Goal => Find all the lines with "child" and gather them.

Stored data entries
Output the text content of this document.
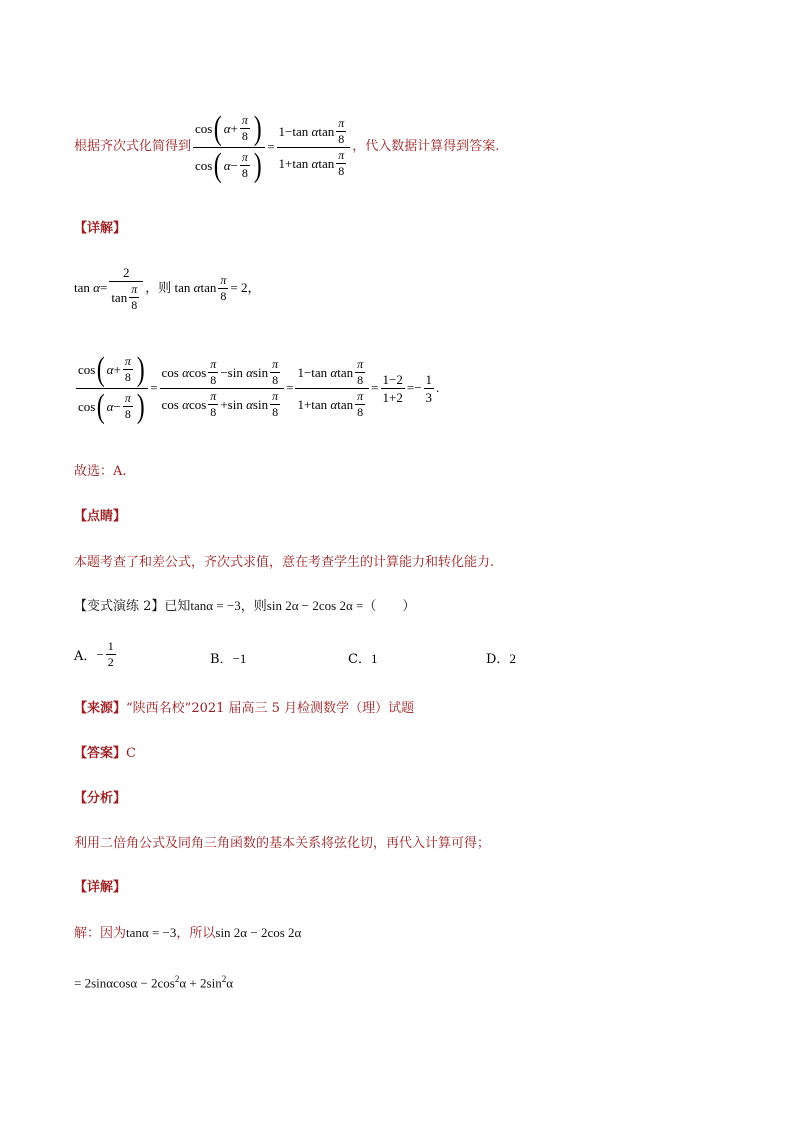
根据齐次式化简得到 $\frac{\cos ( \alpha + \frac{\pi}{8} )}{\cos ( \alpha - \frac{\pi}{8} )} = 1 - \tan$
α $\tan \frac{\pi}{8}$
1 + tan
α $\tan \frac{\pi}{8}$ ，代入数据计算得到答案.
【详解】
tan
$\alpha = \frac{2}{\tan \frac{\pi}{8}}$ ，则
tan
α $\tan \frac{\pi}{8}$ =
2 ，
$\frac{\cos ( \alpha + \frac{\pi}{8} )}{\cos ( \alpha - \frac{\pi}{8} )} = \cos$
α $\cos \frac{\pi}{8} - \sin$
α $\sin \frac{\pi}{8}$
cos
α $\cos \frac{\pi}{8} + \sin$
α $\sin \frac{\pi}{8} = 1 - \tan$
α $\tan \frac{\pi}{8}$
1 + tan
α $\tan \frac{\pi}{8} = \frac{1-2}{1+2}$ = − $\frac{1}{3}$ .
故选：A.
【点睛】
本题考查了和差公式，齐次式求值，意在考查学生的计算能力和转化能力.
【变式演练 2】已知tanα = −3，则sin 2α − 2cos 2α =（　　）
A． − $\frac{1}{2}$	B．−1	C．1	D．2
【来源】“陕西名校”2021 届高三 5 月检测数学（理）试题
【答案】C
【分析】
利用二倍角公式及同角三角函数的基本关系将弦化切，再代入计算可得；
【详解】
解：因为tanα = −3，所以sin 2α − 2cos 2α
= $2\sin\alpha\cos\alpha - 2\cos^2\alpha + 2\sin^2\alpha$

--

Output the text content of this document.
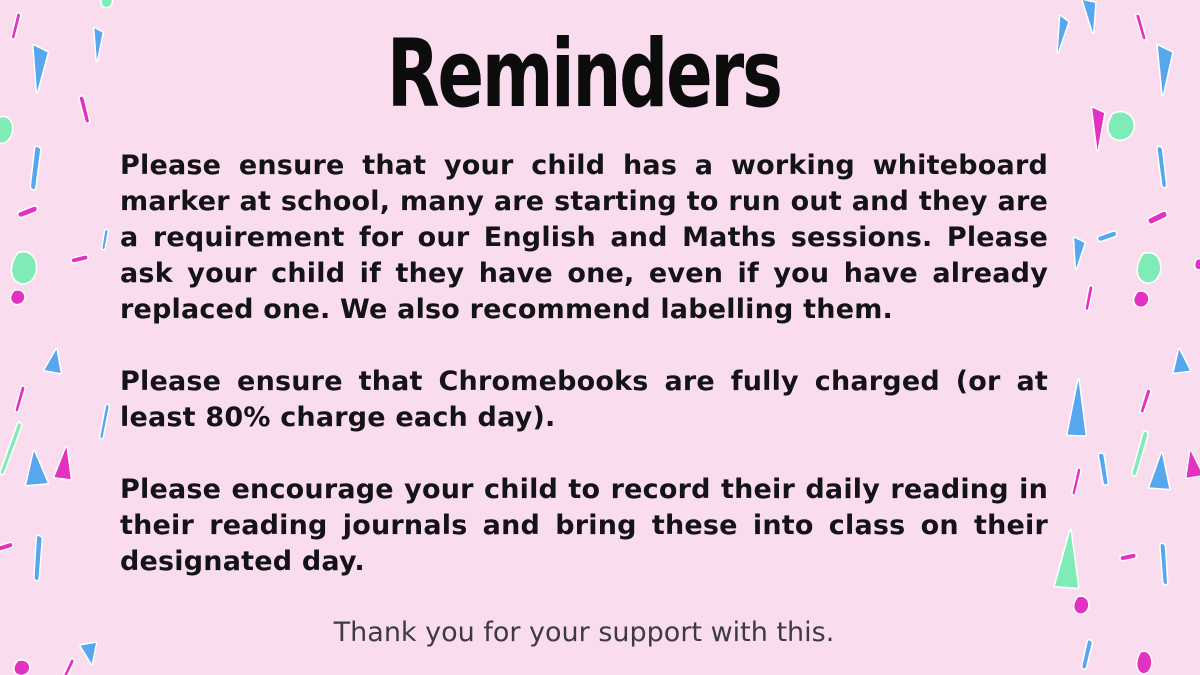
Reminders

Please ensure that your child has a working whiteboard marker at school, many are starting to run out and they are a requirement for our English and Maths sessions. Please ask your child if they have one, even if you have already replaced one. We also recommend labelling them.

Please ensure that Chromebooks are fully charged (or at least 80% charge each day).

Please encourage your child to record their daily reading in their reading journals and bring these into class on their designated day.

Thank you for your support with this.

---

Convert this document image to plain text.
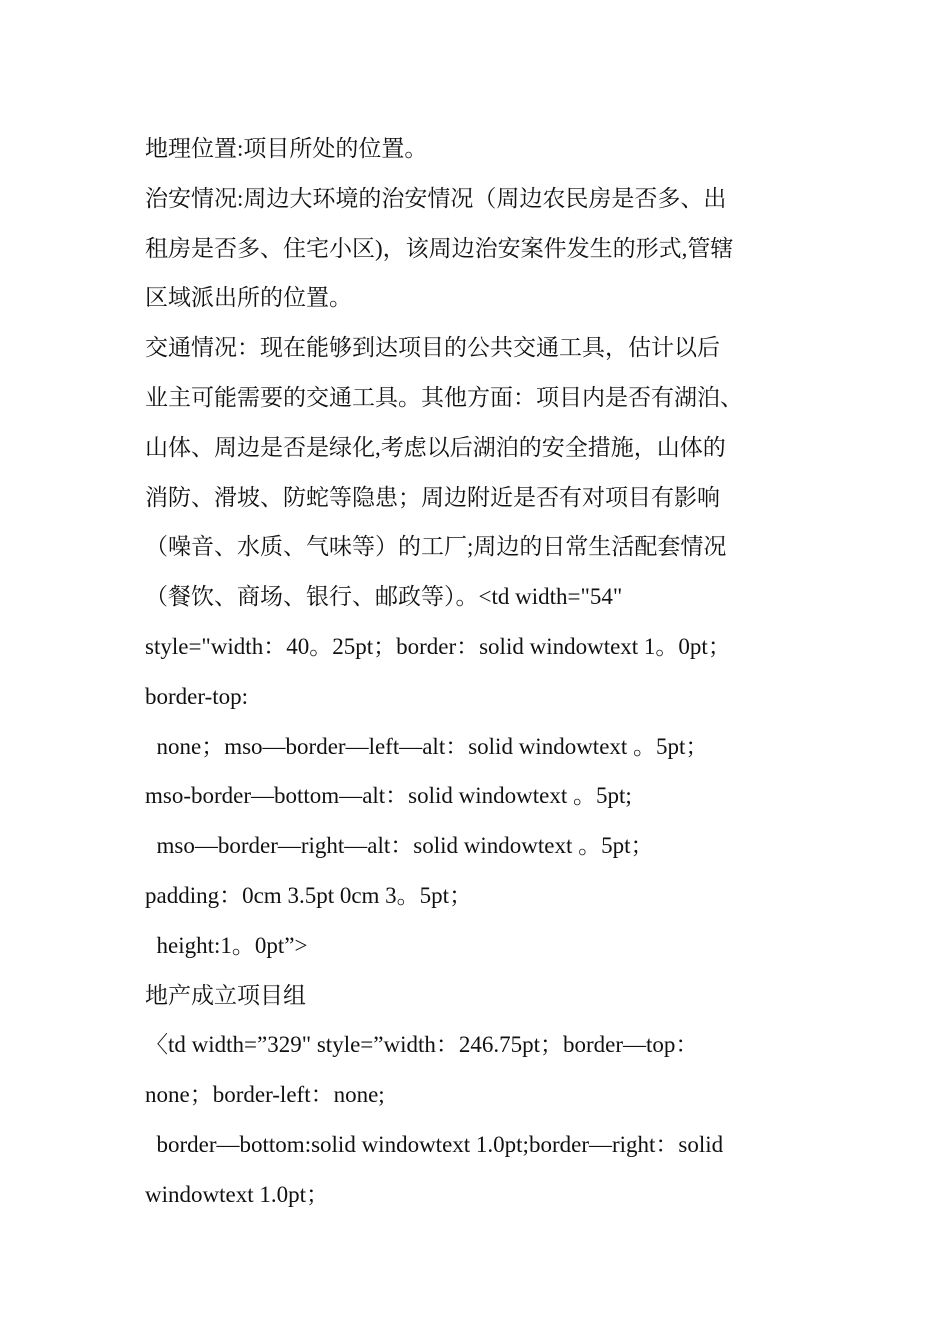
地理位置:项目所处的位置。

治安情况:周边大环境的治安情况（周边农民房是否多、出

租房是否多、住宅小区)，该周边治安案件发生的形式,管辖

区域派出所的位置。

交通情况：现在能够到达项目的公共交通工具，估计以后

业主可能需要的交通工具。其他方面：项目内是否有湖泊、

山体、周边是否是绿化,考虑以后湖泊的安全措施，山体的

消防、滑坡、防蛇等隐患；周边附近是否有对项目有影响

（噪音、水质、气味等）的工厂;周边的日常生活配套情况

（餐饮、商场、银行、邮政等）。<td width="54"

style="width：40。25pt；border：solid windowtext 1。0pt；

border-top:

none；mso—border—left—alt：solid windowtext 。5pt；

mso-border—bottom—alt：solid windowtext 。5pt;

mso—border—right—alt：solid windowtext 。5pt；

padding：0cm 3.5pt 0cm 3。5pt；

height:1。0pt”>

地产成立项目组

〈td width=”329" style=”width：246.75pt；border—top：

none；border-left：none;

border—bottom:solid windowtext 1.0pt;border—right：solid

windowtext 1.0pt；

Full solution =>
Please ensure that your child has a working whiteboard marker at school, many are starting to run out and they are a requirement for our English and Maths sessions. Please ask your child if they have one, even if you have already replaced one. We also recommend labelling them.
Please encourage your child to record their daily reading in their reading journals and bring these into class on their designated day.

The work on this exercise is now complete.